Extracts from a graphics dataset
— BEGIN —
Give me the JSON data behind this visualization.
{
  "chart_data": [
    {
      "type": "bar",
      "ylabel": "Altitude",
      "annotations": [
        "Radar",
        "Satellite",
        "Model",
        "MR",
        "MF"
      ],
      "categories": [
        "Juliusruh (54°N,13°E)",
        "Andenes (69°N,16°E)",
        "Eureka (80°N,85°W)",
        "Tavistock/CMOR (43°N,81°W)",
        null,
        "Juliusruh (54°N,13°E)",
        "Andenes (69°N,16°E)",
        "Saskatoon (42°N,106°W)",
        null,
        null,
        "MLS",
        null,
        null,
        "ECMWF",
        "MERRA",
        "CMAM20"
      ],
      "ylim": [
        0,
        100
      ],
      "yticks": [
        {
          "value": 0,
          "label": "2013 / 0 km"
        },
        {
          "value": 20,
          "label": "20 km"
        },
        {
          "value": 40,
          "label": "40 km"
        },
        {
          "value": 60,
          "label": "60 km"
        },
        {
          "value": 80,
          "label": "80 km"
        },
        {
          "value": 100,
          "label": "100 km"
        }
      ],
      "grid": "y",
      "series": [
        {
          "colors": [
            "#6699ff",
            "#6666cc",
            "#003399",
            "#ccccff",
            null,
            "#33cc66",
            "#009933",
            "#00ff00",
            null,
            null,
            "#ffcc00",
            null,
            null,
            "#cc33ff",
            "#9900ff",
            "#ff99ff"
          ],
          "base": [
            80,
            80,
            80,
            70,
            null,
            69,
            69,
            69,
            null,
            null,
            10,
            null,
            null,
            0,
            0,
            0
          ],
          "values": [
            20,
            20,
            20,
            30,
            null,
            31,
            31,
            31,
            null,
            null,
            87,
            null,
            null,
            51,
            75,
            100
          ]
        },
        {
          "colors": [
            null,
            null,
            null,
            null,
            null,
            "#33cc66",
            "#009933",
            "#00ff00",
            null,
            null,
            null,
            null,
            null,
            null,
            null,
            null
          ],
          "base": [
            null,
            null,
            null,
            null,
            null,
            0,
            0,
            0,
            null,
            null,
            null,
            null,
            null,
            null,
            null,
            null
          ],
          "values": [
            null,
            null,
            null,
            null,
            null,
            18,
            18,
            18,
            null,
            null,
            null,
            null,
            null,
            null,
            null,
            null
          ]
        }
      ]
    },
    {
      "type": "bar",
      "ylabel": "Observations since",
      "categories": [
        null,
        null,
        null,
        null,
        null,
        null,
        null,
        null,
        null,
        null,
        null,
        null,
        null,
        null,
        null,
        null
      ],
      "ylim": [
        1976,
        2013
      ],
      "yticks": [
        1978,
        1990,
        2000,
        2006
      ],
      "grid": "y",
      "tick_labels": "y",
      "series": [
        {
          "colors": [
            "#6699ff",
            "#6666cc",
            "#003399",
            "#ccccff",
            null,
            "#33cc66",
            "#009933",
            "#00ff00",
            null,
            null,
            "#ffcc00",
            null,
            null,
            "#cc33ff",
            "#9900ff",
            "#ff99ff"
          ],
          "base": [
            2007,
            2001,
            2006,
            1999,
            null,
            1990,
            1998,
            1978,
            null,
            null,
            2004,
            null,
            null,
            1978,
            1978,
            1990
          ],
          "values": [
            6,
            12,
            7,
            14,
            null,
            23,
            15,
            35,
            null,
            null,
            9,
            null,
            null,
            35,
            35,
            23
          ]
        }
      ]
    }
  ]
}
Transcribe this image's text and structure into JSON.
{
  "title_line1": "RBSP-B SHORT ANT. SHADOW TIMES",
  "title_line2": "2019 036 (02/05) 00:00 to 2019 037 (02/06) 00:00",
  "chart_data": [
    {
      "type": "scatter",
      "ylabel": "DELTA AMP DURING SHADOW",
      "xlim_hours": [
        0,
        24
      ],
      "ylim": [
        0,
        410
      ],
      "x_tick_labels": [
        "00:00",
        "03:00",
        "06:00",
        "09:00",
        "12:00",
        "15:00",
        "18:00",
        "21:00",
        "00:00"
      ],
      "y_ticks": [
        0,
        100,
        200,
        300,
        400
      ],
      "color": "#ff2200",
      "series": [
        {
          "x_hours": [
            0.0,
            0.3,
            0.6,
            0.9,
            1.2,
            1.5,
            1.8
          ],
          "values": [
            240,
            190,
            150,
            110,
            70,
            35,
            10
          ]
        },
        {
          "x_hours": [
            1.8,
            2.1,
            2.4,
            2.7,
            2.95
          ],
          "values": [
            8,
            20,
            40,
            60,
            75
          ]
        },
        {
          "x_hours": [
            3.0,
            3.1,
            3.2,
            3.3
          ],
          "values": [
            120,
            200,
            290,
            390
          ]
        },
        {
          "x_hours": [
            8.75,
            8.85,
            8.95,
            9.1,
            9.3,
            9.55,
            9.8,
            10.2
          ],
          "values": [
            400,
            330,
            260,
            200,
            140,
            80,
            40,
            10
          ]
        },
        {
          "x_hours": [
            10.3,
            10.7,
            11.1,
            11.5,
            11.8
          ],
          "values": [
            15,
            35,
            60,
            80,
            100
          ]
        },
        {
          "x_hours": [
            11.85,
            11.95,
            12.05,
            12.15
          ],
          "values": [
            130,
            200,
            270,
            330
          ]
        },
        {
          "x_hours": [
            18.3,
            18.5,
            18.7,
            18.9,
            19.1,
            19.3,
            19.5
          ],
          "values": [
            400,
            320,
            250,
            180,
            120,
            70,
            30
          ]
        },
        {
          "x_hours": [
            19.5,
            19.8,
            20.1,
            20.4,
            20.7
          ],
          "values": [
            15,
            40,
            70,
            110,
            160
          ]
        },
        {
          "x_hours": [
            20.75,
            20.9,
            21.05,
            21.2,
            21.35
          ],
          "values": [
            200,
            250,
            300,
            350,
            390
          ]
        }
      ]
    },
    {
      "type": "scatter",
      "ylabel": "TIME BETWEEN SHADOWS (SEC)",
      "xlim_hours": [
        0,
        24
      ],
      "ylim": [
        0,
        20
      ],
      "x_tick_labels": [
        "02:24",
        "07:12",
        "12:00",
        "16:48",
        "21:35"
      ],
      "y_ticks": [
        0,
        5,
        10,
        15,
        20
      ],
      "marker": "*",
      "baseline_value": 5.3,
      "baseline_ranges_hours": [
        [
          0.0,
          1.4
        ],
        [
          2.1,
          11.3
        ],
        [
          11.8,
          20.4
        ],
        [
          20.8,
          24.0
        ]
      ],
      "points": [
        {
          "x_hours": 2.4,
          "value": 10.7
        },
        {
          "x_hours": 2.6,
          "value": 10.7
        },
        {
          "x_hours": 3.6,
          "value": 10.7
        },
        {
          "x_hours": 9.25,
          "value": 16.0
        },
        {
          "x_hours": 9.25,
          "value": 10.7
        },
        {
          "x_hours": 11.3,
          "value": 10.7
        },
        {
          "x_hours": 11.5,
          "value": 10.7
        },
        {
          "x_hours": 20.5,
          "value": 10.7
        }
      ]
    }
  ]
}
— END —
**Objective**
Would you reproduce all the entries exactly?

**Problem solution**
Give me the JSON data behind this visualization.
{
  "chart_data": [
    {
      "type": "bar",
      "ylabel": "Altitude",
      "annotations": [
        "Radar",
        "Satellite",
        "Model",
        "MR",
        "MF"
      ],
      "categories": [
        "Juliusruh (54°N,13°E)",
        "Andenes (69°N,16°E)",
        "Eureka (80°N,85°W)",
        "Tavistock/CMOR (43°N,81°W)",
        null,
        "Juliusruh (54°N,13°E)",
        "Andenes (69°N,16°E)",
        "Saskatoon (42°N,106°W)",
        null,
        null,
        "MLS",
        null,
        null,
        "ECMWF",
        "MERRA",
        "CMAM20"
      ],
      "ylim": [
        0,
        100
      ],
      "yticks": [
        {
          "value": 0,
          "label": "2013 / 0 km"
        },
        {
          "value": 20,
          "label": "20 km"
        },
        {
          "value": 40,
          "label": "40 km"
        },
        {
          "value": 60,
          "label": "60 km"
        },
        {
          "value": 80,
          "label": "80 km"
        },
        {
          "value": 100,
          "label": "100 km"
        }
      ],
      "grid": "y",
      "series": [
        {
          "colors": [
            "#6699ff",
            "#6666cc",
            "#003399",
            "#ccccff",
            null,
            "#33cc66",
            "#009933",
            "#00ff00",
            null,
            null,
            "#ffcc00",
            null,
            null,
            "#cc33ff",
            "#9900ff",
            "#ff99ff"
          ],
          "base": [
            80,
            80,
            80,
            70,
            null,
            69,
            69,
            69,
            null,
            null,
            10,
            null,
            null,
            0,
            0,
            0
          ],
          "values": [
            20,
            20,
            20,
            30,
            null,
            31,
            31,
            31,
            null,
            null,
            87,
            null,
            null,
            51,
            75,
            100
          ]
        },
        {
          "colors": [
            null,
            null,
            null,
            null,
            null,
            "#33cc66",
            "#009933",
            "#00ff00",
            null,
            null,
            null,
            null,
            null,
            null,
            null,
            null
          ],
          "base": [
            null,
            null,
            null,
            null,
            null,
            0,
            0,
            0,
            null,
            null,
            null,
            null,
            null,
            null,
            null,
            null
          ],
          "values": [
            null,
            null,
            null,
            null,
            null,
            18,
            18,
            18,
            null,
            null,
            null,
            null,
            null,
            null,
            null,
            null
          ]
        }
      ]
    },
    {
      "type": "bar",
      "ylabel": "Observations since",
      "categories": [
        null,
        null,
        null,
        null,
        null,
        null,
        null,
        null,
        null,
        null,
        null,
        null,
        null,
        null,
        null,
        null
      ],
      "ylim": [
        1976,
        2013
      ],
      "yticks": [
        1978,
        1990,
        2000,
        2006
      ],
      "grid": "y",
      "tick_labels": "y",
      "series": [
        {
          "colors": [
            "#6699ff",
            "#6666cc",
            "#003399",
            "#ccccff",
            null,
            "#33cc66",
            "#009933",
            "#00ff00",
            null,
            null,
            "#ffcc00",
            null,
            null,
            "#cc33ff",
            "#9900ff",
            "#ff99ff"
          ],
          "base": [
            2007,
            2001,
            2006,
            1999,
            null,
            1990,
            1998,
            1978,
            null,
            null,
            2004,
            null,
            null,
            1978,
            1978,
            1990
          ],
          "values": [
            6,
            12,
            7,
            14,
            null,
            23,
            15,
            35,
            null,
            null,
            9,
            null,
            null,
            35,
            35,
            23
          ]
        }
      ]
    }
  ]
}
Transcribe this image's text and structure into JSON.
{
  "title_line1": "RBSP-B SHORT ANT. SHADOW TIMES",
  "title_line2": "2019 036 (02/05) 00:00 to 2019 037 (02/06) 00:00",
  "chart_data": [
    {
      "type": "scatter",
      "ylabel": "DELTA AMP DURING SHADOW",
      "xlim_hours": [
        0,
        24
      ],
      "ylim": [
        0,
        410
      ],
      "x_tick_labels": [
        "00:00",
        "03:00",
        "06:00",
        "09:00",
        "12:00",
        "15:00",
        "18:00",
        "21:00",
        "00:00"
      ],
      "y_ticks": [
        0,
        100,
        200,
        300,
        400
      ],
      "color": "#ff2200",
      "series": [
        {
          "x_hours": [
            0.0,
            0.3,
            0.6,
            0.9,
            1.2,
            1.5,
            1.8
          ],
          "values": [
            240,
            190,
            150,
            110,
            70,
            35,
            10
          ]
        },
        {
          "x_hours": [
            1.8,
            2.1,
            2.4,
            2.7,
            2.95
          ],
          "values": [
            8,
            20,
            40,
            60,
            75
          ]
        },
        {
          "x_hours": [
            3.0,
            3.1,
            3.2,
            3.3
          ],
          "values": [
            120,
            200,
            290,
            390
          ]
        },
        {
          "x_hours": [
            8.75,
            8.85,
            8.95,
            9.1,
            9.3,
            9.55,
            9.8,
            10.2
          ],
          "values": [
            400,
            330,
            260,
            200,
            140,
            80,
            40,
            10
          ]
        },
        {
          "x_hours": [
            10.3,
            10.7,
            11.1,
            11.5,
            11.8
          ],
          "values": [
            15,
            35,
            60,
            80,
            100
          ]
        },
        {
          "x_hours": [
            11.85,
            11.95,
            12.05,
            12.15
          ],
          "values": [
            130,
            200,
            270,
            330
          ]
        },
        {
          "x_hours": [
            18.3,
            18.5,
            18.7,
            18.9,
            19.1,
            19.3,
            19.5
          ],
          "values": [
            400,
            320,
            250,
            180,
            120,
            70,
            30
          ]
        },
        {
          "x_hours": [
            19.5,
            19.8,
            20.1,
            20.4,
            20.7
          ],
          "values": [
            15,
            40,
            70,
            110,
            160
          ]
        },
        {
          "x_hours": [
            20.75,
            20.9,
            21.05,
            21.2,
            21.35
          ],
          "values": [
            200,
            250,
            300,
            350,
            390
          ]
        }
      ]
    },
    {
      "type": "scatter",
      "ylabel": "TIME BETWEEN SHADOWS (SEC)",
      "xlim_hours": [
        0,
        24
      ],
      "ylim": [
        0,
        20
      ],
      "x_tick_labels": [
        "02:24",
        "07:12",
        "12:00",
        "16:48",
        "21:35"
      ],
      "y_ticks": [
        0,
        5,
        10,
        15,
        20
      ],
      "marker": "*",
      "baseline_value": 5.3,
      "baseline_ranges_hours": [
        [
          0.0,
          1.4
        ],
        [
          2.1,
          11.3
        ],
        [
          11.8,
          20.4
        ],
        [
          20.8,
          24.0
        ]
      ],
      "points": [
        {
          "x_hours": 2.4,
          "value": 10.7
        },
        {
          "x_hours": 2.6,
          "value": 10.7
        },
        {
          "x_hours": 3.6,
          "value": 10.7
        },
        {
          "x_hours": 9.25,
          "value": 16.0
        },
        {
          "x_hours": 9.25,
          "value": 10.7
        },
        {
          "x_hours": 11.3,
          "value": 10.7
        },
        {
          "x_hours": 11.5,
          "value": 10.7
        },
        {
          "x_hours": 20.5,
          "value": 10.7
        }
      ]
    }
  ]
}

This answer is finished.